[Items from a figure collection]
:::
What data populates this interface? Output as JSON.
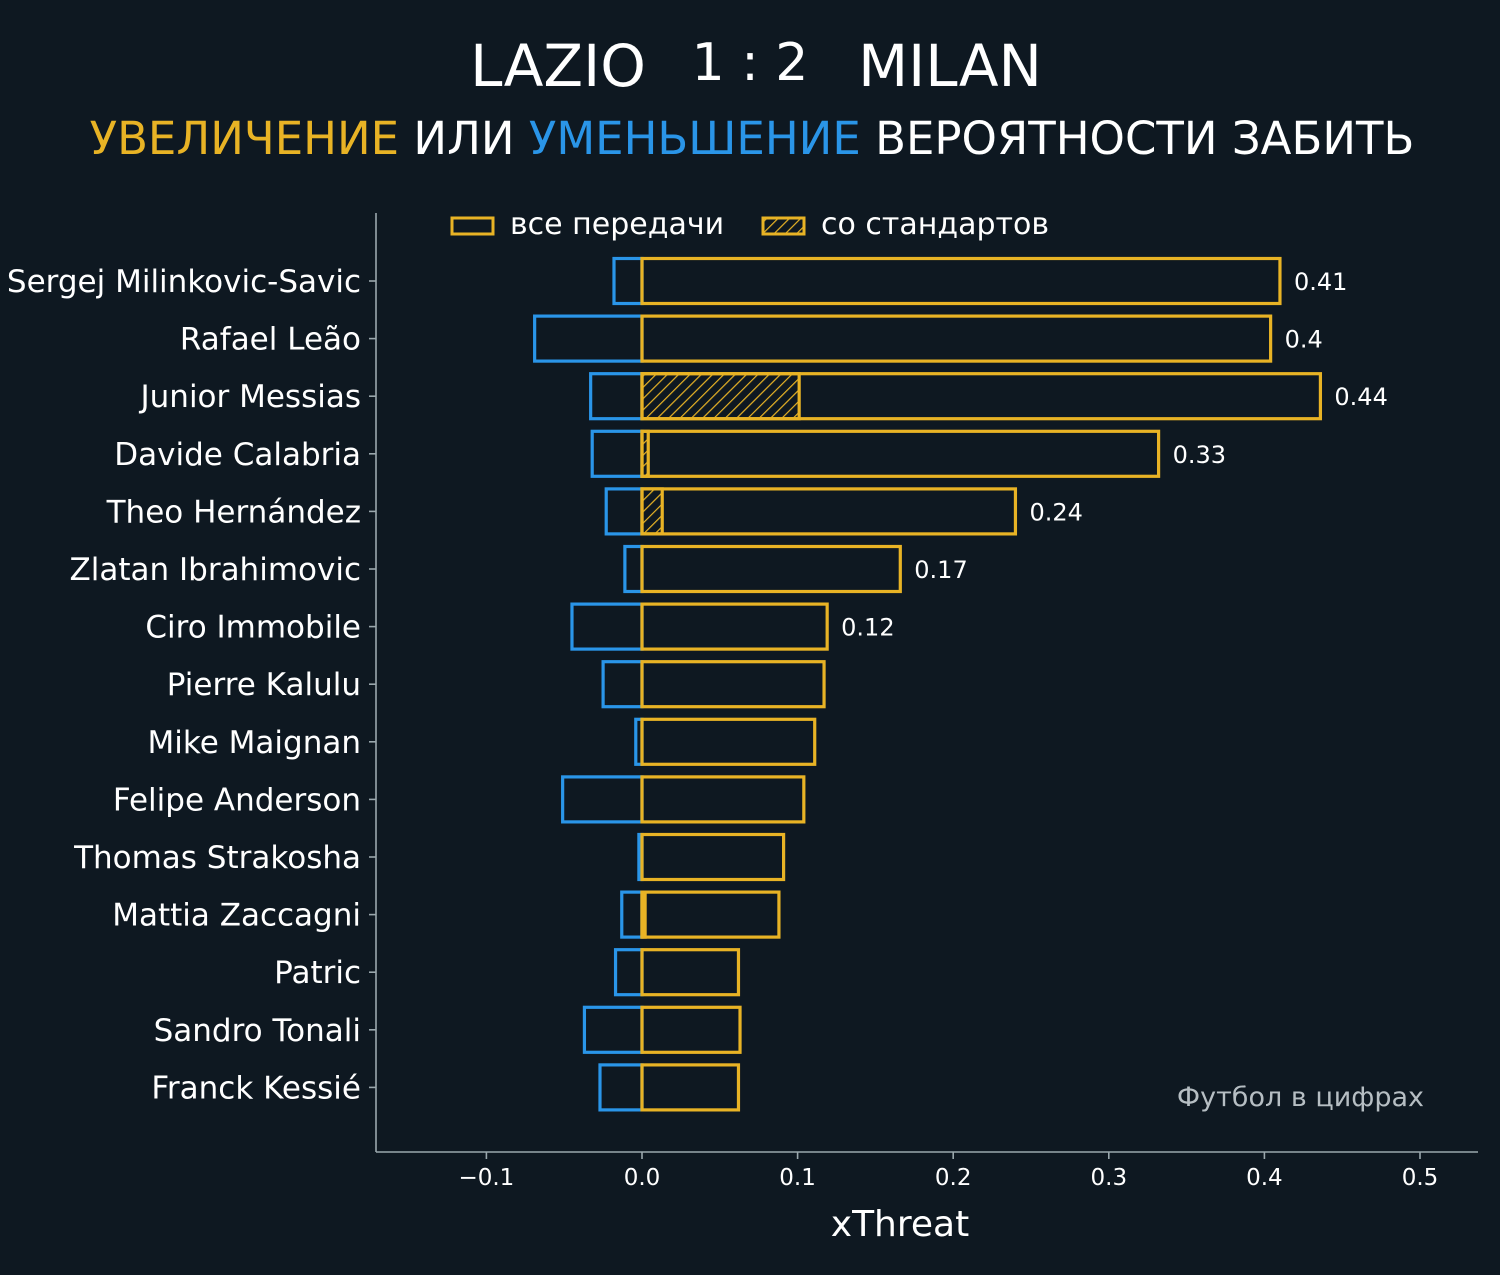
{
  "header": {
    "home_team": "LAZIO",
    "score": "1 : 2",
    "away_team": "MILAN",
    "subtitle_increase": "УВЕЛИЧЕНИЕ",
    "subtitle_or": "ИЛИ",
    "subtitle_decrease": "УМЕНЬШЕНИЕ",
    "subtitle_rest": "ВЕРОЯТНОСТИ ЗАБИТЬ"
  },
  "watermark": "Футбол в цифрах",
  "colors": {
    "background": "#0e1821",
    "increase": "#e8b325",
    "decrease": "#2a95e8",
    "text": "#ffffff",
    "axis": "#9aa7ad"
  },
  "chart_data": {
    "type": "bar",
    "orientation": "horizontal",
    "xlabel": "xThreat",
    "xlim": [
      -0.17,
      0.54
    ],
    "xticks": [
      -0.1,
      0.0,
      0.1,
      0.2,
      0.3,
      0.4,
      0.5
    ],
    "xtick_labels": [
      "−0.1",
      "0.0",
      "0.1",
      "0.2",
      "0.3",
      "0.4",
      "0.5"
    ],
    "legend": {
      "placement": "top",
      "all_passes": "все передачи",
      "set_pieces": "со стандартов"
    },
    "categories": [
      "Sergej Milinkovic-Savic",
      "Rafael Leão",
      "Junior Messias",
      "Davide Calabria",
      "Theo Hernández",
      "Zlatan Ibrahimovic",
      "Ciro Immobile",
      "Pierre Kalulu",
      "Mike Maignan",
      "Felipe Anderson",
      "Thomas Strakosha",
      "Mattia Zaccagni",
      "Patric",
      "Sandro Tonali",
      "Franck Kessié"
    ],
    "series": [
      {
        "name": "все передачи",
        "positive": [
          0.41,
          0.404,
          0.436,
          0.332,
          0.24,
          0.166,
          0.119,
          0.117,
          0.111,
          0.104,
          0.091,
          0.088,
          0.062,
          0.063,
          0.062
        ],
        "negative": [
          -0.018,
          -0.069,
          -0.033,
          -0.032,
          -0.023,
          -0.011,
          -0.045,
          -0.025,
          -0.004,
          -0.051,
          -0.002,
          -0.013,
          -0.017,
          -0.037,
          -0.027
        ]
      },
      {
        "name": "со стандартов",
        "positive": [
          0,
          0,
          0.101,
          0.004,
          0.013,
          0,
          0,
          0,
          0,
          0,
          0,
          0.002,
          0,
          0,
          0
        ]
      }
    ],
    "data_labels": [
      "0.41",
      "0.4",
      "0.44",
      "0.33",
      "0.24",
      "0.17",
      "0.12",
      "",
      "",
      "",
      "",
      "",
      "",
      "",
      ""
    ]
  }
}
:::
» **Goal of the exercise**: From the data, pick out every line that includes "стандартов".

» **Solved problem**:
      "set_pieces": "со стандартов"
        "name": "со стандартов",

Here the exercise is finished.